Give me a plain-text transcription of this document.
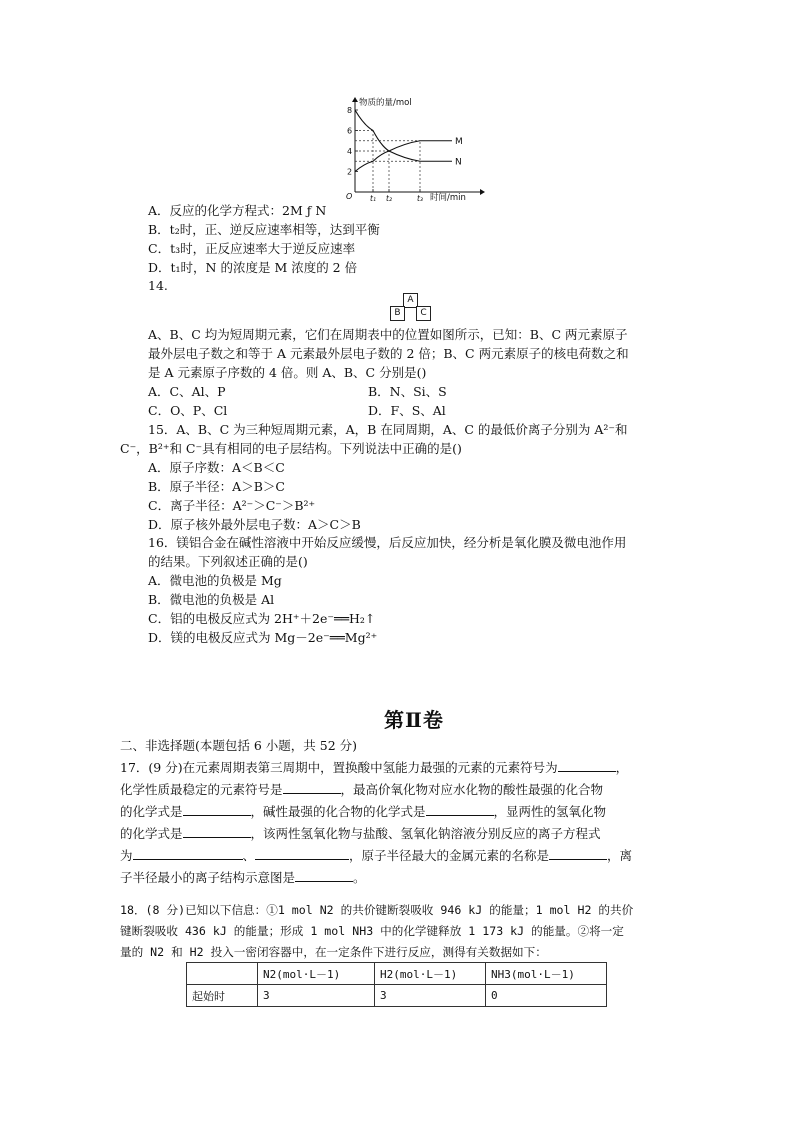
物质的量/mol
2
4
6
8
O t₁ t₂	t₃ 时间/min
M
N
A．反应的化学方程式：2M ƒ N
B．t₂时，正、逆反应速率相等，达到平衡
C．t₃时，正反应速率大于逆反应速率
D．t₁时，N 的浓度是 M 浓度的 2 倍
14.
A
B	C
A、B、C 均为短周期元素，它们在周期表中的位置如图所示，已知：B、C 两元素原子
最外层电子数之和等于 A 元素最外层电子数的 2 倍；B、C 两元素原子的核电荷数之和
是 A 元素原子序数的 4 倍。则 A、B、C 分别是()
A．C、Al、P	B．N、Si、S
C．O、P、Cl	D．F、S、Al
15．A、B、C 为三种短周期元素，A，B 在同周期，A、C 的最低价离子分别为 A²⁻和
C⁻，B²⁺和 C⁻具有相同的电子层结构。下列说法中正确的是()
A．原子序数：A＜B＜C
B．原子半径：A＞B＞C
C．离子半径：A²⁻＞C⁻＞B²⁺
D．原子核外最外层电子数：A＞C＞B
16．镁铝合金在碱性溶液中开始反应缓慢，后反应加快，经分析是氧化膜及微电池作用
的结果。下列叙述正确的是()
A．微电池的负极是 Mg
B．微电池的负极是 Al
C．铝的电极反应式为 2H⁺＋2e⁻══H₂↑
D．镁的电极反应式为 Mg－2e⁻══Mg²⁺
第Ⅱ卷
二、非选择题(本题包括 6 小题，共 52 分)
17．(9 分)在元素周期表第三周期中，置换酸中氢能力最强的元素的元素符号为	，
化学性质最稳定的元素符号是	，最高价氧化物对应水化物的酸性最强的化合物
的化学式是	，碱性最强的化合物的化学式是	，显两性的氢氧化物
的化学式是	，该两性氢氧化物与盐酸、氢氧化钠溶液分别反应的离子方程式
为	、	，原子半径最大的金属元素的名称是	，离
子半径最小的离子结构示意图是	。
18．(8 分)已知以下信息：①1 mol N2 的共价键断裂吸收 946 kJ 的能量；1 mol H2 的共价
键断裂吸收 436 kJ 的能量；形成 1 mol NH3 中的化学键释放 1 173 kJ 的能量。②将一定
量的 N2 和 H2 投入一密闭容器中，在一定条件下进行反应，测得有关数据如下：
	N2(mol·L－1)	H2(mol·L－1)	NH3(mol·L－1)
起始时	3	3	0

════

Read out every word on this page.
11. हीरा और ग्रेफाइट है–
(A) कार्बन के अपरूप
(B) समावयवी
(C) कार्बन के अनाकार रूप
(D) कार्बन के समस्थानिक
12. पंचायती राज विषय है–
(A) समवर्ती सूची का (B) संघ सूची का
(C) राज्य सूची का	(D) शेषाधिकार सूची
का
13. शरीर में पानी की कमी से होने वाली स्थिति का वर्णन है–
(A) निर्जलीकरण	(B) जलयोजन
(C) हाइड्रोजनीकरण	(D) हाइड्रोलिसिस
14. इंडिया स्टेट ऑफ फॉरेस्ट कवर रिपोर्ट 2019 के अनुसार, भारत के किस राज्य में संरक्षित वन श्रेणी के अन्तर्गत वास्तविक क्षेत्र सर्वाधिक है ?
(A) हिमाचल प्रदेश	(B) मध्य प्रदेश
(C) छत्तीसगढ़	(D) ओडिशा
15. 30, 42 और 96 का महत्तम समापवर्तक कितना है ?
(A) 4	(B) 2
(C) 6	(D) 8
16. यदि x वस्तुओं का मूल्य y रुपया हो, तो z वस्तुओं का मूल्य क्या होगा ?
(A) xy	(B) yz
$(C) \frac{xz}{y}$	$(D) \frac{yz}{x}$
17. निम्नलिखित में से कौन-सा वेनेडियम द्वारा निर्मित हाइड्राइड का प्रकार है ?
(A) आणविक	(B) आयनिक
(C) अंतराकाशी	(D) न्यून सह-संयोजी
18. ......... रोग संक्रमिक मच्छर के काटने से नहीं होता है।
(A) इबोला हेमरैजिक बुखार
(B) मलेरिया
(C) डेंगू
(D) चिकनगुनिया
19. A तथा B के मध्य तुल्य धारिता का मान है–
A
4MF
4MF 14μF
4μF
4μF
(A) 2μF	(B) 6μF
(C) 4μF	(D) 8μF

════

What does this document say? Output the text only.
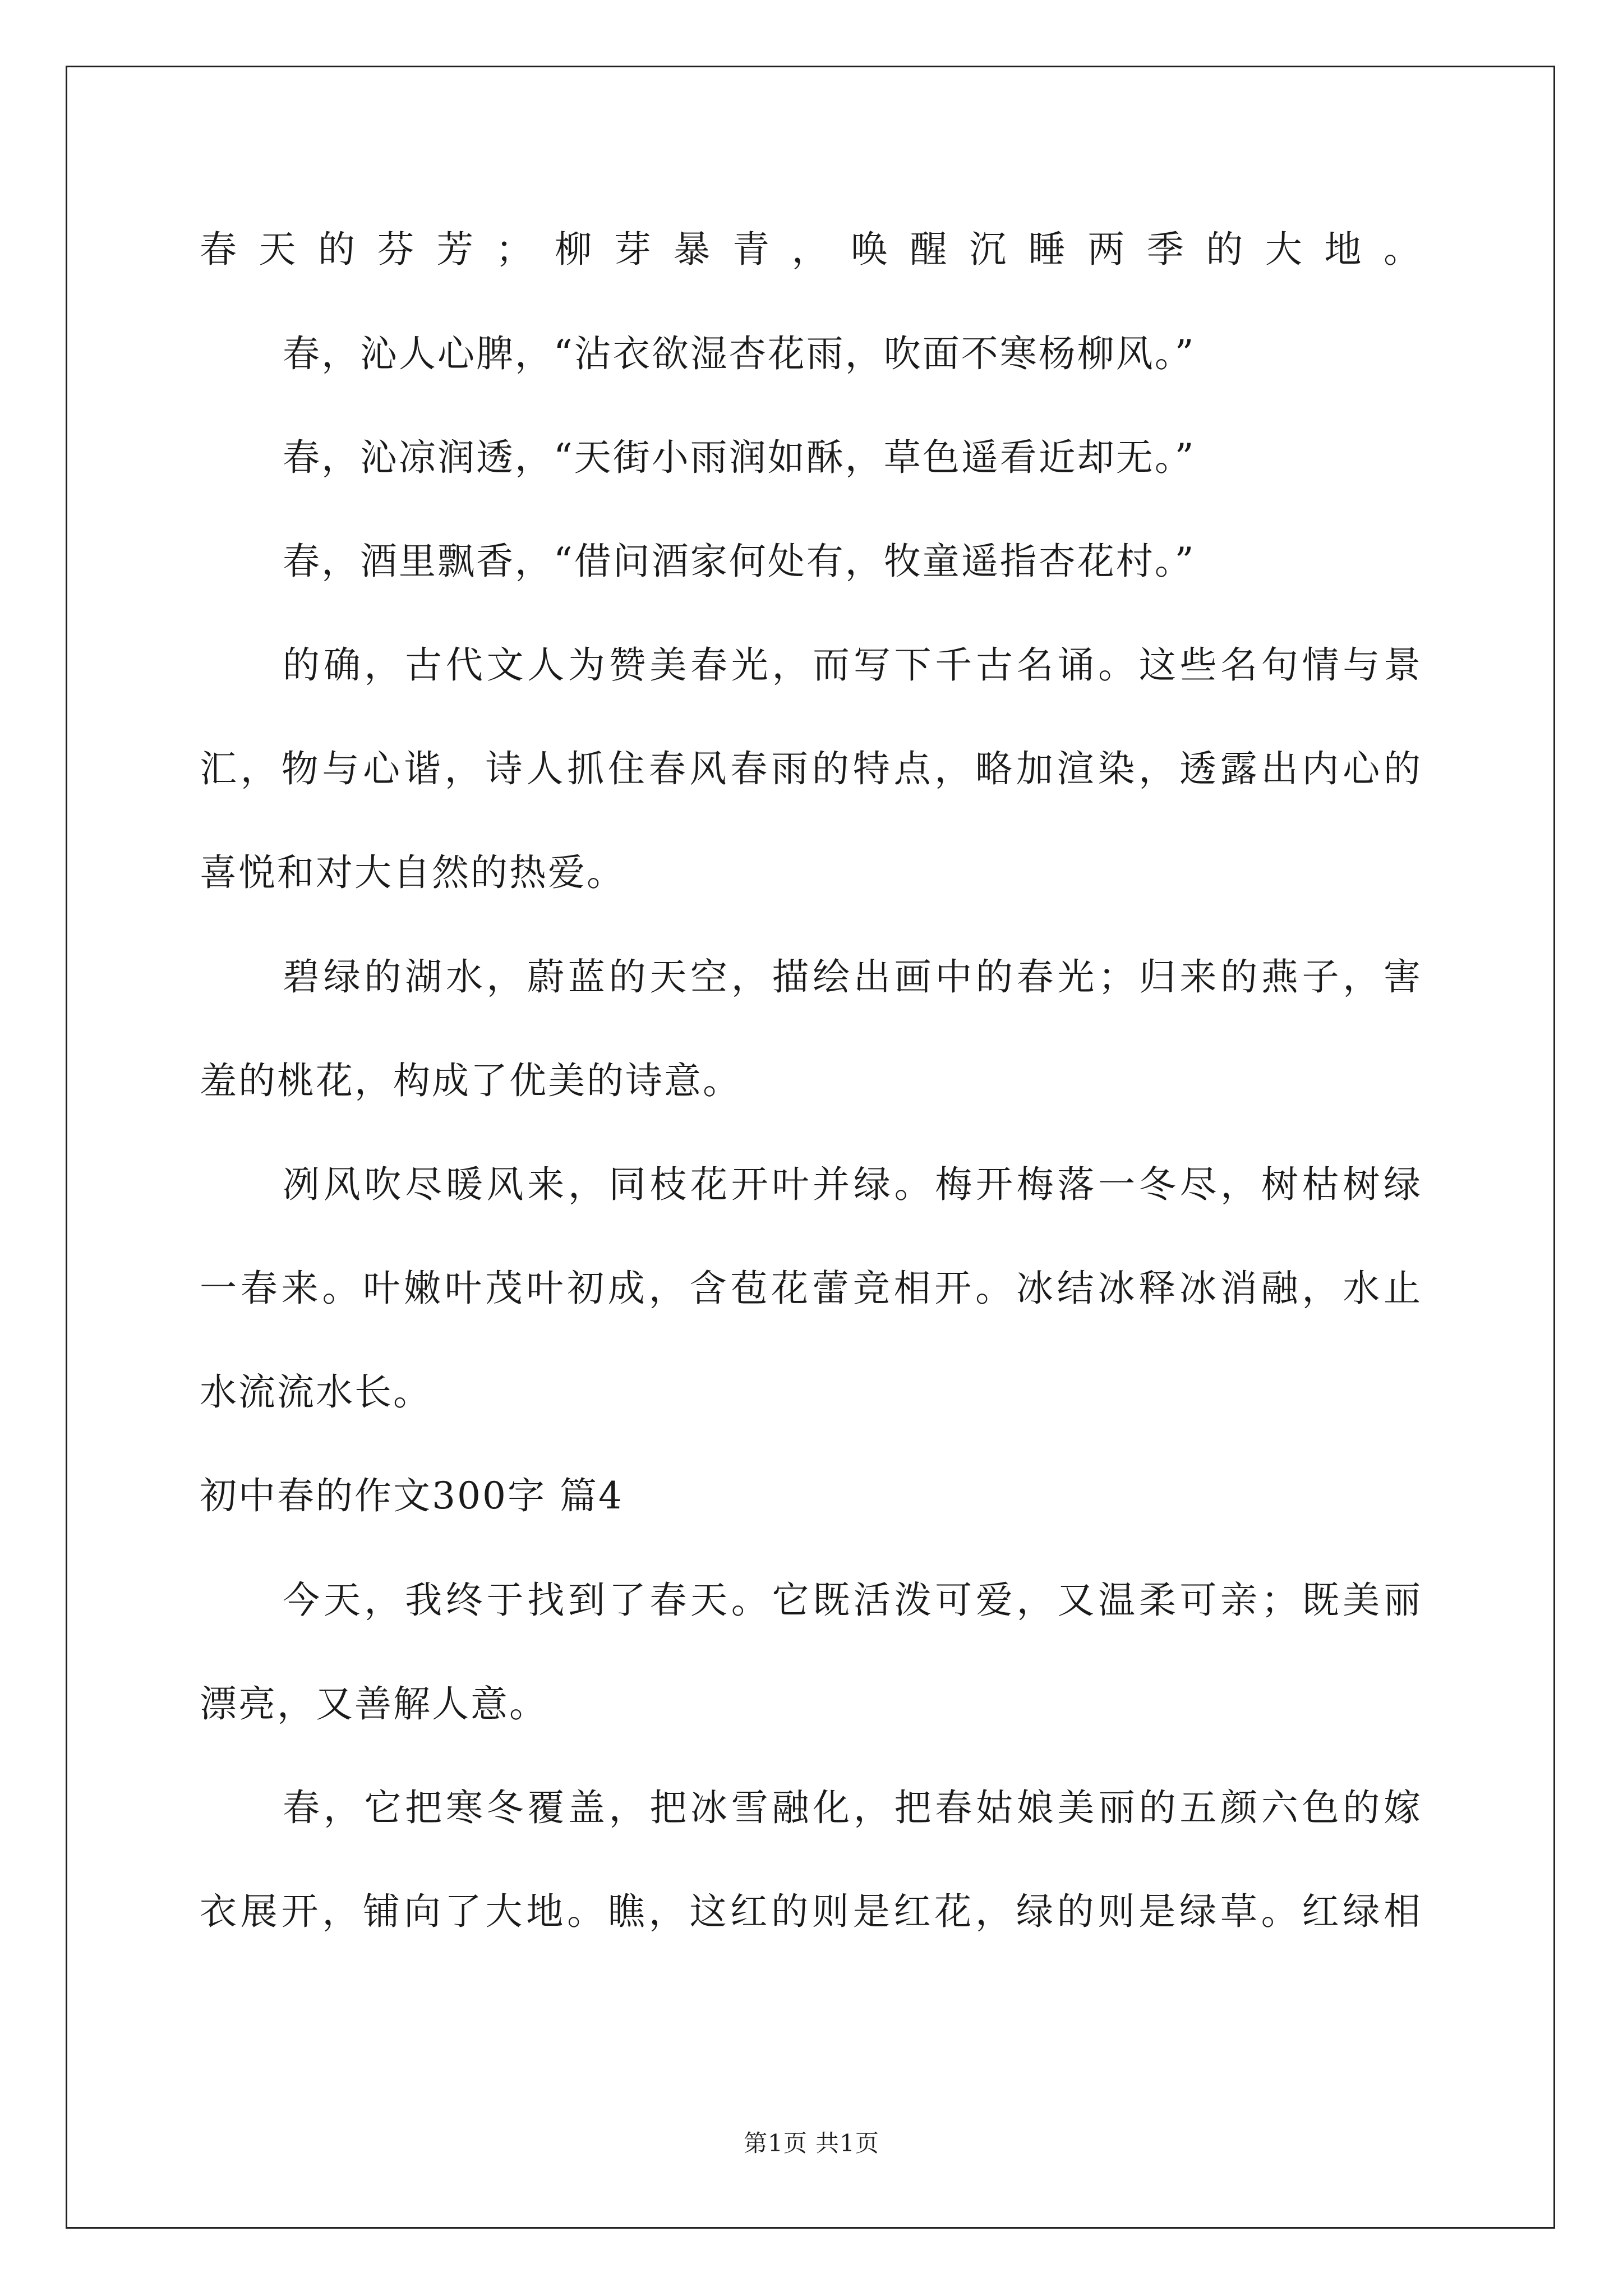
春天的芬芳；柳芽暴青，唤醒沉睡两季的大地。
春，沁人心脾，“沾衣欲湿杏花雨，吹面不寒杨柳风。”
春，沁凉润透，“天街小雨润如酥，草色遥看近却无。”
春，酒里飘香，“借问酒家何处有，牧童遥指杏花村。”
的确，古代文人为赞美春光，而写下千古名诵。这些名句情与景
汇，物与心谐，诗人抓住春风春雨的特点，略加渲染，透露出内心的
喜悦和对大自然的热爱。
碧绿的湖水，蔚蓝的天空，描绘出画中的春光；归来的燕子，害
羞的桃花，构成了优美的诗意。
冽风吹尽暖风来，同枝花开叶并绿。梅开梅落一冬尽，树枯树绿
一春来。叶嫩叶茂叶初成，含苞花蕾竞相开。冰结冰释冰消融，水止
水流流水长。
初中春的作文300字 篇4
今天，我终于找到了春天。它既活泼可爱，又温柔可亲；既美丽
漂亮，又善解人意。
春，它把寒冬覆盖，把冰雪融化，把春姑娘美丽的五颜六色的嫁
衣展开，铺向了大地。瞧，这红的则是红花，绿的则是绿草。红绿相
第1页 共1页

════

Pull out every line containing "this".

Give me a plain-text transcription of this document.
Read out every word on this page.
What does this document say? Output the text only.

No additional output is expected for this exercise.